• _Exercise objective_
List each line holding the string "since".

— START —

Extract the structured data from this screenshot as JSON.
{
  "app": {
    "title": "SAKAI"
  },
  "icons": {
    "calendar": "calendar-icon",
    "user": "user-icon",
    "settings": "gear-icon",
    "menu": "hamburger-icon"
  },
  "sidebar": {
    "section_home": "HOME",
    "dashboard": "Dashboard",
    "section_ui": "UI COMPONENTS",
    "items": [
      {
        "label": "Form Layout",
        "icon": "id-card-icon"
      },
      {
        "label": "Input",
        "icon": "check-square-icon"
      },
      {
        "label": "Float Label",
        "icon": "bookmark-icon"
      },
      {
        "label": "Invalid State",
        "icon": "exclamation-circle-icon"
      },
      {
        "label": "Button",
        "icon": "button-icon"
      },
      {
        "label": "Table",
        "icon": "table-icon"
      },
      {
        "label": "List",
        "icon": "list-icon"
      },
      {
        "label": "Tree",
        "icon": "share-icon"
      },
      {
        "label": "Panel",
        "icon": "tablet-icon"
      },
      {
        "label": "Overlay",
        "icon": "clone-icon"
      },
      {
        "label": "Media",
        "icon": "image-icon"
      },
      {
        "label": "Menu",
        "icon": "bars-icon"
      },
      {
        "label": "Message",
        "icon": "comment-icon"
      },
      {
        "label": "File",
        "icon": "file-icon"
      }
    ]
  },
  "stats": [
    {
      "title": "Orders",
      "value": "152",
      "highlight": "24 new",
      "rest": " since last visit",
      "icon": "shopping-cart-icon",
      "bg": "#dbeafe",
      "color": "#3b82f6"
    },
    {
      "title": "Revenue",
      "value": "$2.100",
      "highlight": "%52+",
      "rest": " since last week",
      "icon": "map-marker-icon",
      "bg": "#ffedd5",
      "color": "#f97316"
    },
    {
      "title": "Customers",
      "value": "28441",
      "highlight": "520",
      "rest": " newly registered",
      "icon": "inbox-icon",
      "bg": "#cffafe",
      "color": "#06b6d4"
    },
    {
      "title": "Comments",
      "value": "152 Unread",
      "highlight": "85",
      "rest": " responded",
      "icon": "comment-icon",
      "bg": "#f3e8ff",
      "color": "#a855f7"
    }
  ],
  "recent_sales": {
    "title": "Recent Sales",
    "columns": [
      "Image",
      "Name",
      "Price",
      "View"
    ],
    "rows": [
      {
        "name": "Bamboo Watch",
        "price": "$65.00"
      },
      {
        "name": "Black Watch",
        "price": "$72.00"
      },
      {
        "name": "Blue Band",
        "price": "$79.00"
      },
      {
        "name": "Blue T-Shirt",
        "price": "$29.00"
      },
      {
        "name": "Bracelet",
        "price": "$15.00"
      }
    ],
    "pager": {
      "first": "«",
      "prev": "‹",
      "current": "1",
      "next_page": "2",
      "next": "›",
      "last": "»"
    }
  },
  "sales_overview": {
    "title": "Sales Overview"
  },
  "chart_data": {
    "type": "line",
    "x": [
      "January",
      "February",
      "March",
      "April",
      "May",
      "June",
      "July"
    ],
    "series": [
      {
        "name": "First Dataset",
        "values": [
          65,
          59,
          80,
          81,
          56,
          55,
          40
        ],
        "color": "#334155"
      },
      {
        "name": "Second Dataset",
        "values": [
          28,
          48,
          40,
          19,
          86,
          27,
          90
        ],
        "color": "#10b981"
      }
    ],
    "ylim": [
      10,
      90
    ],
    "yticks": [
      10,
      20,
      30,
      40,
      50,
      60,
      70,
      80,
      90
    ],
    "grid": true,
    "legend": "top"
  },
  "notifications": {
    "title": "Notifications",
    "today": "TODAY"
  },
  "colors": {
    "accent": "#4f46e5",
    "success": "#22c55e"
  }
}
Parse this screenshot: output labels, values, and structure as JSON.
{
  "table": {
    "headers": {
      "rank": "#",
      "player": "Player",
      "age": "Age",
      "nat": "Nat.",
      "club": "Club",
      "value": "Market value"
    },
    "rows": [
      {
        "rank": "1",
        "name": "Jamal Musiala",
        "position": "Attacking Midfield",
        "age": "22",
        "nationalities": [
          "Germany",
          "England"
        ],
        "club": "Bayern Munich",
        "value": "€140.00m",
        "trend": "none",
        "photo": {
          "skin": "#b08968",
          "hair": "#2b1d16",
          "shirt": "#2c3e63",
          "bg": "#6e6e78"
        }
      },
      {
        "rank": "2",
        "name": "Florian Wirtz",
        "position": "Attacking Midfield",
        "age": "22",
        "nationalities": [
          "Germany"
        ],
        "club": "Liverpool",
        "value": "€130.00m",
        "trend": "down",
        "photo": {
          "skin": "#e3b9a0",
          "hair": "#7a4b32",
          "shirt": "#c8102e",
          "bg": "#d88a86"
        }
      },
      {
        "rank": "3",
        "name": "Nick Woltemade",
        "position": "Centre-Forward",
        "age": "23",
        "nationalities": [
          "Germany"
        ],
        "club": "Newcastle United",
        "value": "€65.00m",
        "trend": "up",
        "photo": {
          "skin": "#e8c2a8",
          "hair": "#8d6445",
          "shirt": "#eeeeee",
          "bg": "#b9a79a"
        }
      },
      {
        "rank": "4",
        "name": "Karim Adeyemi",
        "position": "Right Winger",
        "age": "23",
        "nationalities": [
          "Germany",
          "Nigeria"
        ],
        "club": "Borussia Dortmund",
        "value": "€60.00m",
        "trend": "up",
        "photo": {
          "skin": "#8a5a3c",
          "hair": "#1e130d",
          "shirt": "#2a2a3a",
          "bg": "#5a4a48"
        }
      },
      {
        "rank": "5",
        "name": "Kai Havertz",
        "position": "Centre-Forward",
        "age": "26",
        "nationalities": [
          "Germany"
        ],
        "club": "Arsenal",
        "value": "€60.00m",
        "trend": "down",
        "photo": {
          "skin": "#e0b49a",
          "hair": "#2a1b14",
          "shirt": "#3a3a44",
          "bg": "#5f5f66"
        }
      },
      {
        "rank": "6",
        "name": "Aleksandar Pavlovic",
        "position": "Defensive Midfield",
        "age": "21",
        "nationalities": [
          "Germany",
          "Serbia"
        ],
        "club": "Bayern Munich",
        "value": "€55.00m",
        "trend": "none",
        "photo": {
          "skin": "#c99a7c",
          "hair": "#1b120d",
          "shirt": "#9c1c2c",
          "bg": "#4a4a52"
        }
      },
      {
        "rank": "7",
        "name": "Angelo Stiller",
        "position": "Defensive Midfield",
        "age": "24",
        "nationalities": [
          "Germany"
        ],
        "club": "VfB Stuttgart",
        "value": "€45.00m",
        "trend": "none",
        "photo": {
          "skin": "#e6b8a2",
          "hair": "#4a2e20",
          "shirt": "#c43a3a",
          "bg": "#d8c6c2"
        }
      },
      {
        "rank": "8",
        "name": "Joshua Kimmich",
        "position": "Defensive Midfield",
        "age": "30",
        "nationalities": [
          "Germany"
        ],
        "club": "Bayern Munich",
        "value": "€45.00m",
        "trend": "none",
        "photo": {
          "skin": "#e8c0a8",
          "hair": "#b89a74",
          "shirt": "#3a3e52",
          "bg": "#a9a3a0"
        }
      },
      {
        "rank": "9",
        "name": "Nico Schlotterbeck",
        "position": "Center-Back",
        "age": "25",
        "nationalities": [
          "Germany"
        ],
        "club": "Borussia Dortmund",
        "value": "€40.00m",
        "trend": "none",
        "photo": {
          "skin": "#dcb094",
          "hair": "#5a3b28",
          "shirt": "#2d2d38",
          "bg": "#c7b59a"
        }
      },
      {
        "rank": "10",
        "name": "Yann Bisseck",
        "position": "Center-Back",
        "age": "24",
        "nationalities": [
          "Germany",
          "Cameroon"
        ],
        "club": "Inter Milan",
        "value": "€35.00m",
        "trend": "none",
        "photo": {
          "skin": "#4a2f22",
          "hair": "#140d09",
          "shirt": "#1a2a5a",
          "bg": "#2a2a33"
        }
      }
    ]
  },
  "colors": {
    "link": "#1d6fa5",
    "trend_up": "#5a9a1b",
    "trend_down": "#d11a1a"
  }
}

— END —

• _Solution for this task_
      "rest": " since last visit",
      "rest": " since last week",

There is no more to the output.